> [GIVEN REQUEST]:
Copy the records below exactly as they appear.

___ RECORDS PROVIDED

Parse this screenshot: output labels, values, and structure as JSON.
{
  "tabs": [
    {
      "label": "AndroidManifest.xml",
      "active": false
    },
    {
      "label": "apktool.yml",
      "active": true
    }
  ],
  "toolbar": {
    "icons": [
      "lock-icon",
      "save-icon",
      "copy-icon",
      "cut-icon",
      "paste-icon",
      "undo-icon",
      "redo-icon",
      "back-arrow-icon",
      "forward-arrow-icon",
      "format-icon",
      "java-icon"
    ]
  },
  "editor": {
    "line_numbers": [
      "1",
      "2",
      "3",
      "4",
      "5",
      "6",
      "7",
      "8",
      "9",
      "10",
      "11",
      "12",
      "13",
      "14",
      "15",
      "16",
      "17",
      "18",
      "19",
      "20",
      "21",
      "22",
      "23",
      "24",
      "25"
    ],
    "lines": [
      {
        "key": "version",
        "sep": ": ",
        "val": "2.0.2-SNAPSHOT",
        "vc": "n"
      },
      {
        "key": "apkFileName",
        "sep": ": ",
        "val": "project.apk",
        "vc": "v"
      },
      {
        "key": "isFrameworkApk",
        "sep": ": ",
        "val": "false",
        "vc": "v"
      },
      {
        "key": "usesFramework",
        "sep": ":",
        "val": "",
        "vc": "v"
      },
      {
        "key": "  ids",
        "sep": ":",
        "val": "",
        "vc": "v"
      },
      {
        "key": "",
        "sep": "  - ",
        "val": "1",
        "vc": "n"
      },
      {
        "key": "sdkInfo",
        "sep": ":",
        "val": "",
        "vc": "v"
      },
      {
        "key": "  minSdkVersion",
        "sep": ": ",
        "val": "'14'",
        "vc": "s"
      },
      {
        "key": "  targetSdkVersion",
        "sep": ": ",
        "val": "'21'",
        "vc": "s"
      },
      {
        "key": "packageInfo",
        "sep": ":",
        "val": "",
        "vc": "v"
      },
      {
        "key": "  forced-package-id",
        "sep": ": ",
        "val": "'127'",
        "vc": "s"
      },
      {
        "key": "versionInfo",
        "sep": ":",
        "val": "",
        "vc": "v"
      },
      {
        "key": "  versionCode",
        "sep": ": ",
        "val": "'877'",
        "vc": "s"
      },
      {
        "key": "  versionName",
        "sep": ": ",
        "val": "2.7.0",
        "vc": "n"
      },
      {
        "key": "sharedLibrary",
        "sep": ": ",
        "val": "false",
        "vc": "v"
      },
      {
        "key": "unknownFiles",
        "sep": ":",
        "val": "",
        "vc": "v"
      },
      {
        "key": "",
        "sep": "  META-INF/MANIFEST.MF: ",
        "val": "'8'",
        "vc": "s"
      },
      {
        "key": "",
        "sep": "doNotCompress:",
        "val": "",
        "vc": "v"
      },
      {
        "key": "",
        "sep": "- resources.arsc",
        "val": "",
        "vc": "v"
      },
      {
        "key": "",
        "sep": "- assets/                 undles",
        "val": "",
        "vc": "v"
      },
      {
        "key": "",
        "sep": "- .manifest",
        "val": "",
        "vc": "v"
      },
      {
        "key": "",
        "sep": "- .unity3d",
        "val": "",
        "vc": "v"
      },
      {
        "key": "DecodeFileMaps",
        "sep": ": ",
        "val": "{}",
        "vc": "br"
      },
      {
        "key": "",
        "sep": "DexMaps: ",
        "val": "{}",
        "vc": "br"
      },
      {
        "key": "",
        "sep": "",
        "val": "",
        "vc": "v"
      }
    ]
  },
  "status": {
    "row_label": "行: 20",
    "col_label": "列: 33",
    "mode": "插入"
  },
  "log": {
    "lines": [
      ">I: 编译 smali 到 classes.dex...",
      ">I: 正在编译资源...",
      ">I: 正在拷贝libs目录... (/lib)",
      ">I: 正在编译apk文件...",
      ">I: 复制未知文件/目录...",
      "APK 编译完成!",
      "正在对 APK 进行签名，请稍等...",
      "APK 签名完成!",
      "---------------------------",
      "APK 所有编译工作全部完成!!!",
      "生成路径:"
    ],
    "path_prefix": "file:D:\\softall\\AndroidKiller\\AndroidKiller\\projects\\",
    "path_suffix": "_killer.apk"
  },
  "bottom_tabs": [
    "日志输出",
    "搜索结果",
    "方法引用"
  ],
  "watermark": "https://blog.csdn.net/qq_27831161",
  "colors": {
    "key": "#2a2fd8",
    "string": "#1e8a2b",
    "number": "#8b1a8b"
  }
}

______

> [SOLUTION FOR THIS EXERCISE]:
Parse this screenshot: output labels, values, and structure as JSON.
{
  "tabs": [
    {
      "label": "AndroidManifest.xml",
      "active": false
    },
    {
      "label": "apktool.yml",
      "active": true
    }
  ],
  "toolbar": {
    "icons": [
      "lock-icon",
      "save-icon",
      "copy-icon",
      "cut-icon",
      "paste-icon",
      "undo-icon",
      "redo-icon",
      "back-arrow-icon",
      "forward-arrow-icon",
      "format-icon",
      "java-icon"
    ]
  },
  "editor": {
    "line_numbers": [
      "1",
      "2",
      "3",
      "4",
      "5",
      "6",
      "7",
      "8",
      "9",
      "10",
      "11",
      "12",
      "13",
      "14",
      "15",
      "16",
      "17",
      "18",
      "19",
      "20",
      "21",
      "22",
      "23",
      "24",
      "25"
    ],
    "lines": [
      {
        "key": "version",
        "sep": ": ",
        "val": "2.0.2-SNAPSHOT",
        "vc": "n"
      },
      {
        "key": "apkFileName",
        "sep": ": ",
        "val": "project.apk",
        "vc": "v"
      },
      {
        "key": "isFrameworkApk",
        "sep": ": ",
        "val": "false",
        "vc": "v"
      },
      {
        "key": "usesFramework",
        "sep": ":",
        "val": "",
        "vc": "v"
      },
      {
        "key": "  ids",
        "sep": ":",
        "val": "",
        "vc": "v"
      },
      {
        "key": "",
        "sep": "  - ",
        "val": "1",
        "vc": "n"
      },
      {
        "key": "sdkInfo",
        "sep": ":",
        "val": "",
        "vc": "v"
      },
      {
        "key": "  minSdkVersion",
        "sep": ": ",
        "val": "'14'",
        "vc": "s"
      },
      {
        "key": "  targetSdkVersion",
        "sep": ": ",
        "val": "'21'",
        "vc": "s"
      },
      {
        "key": "packageInfo",
        "sep": ":",
        "val": "",
        "vc": "v"
      },
      {
        "key": "  forced-package-id",
        "sep": ": ",
        "val": "'127'",
        "vc": "s"
      },
      {
        "key": "versionInfo",
        "sep": ":",
        "val": "",
        "vc": "v"
      },
      {
        "key": "  versionCode",
        "sep": ": ",
        "val": "'877'",
        "vc": "s"
      },
      {
        "key": "  versionName",
        "sep": ": ",
        "val": "2.7.0",
        "vc": "n"
      },
      {
        "key": "sharedLibrary",
        "sep": ": ",
        "val": "false",
        "vc": "v"
      },
      {
        "key": "unknownFiles",
        "sep": ":",
        "val": "",
        "vc": "v"
      },
      {
        "key": "",
        "sep": "  META-INF/MANIFEST.MF: ",
        "val": "'8'",
        "vc": "s"
      },
      {
        "key": "",
        "sep": "doNotCompress:",
        "val": "",
        "vc": "v"
      },
      {
        "key": "",
        "sep": "- resources.arsc",
        "val": "",
        "vc": "v"
      },
      {
        "key": "",
        "sep": "- assets/                 undles",
        "val": "",
        "vc": "v"
      },
      {
        "key": "",
        "sep": "- .manifest",
        "val": "",
        "vc": "v"
      },
      {
        "key": "",
        "sep": "- .unity3d",
        "val": "",
        "vc": "v"
      },
      {
        "key": "DecodeFileMaps",
        "sep": ": ",
        "val": "{}",
        "vc": "br"
      },
      {
        "key": "",
        "sep": "DexMaps: ",
        "val": "{}",
        "vc": "br"
      },
      {
        "key": "",
        "sep": "",
        "val": "",
        "vc": "v"
      }
    ]
  },
  "status": {
    "row_label": "行: 20",
    "col_label": "列: 33",
    "mode": "插入"
  },
  "log": {
    "lines": [
      ">I: 编译 smali 到 classes.dex...",
      ">I: 正在编译资源...",
      ">I: 正在拷贝libs目录... (/lib)",
      ">I: 正在编译apk文件...",
      ">I: 复制未知文件/目录...",
      "APK 编译完成!",
      "正在对 APK 进行签名，请稍等...",
      "APK 签名完成!",
      "---------------------------",
      "APK 所有编译工作全部完成!!!",
      "生成路径:"
    ],
    "path_prefix": "file:D:\\softall\\AndroidKiller\\AndroidKiller\\projects\\",
    "path_suffix": "_killer.apk"
  },
  "bottom_tabs": [
    "日志输出",
    "搜索结果",
    "方法引用"
  ],
  "watermark": "https://blog.csdn.net/qq_27831161",
  "colors": {
    "key": "#2a2fd8",
    "string": "#1e8a2b",
    "number": "#8b1a8b"
  }
}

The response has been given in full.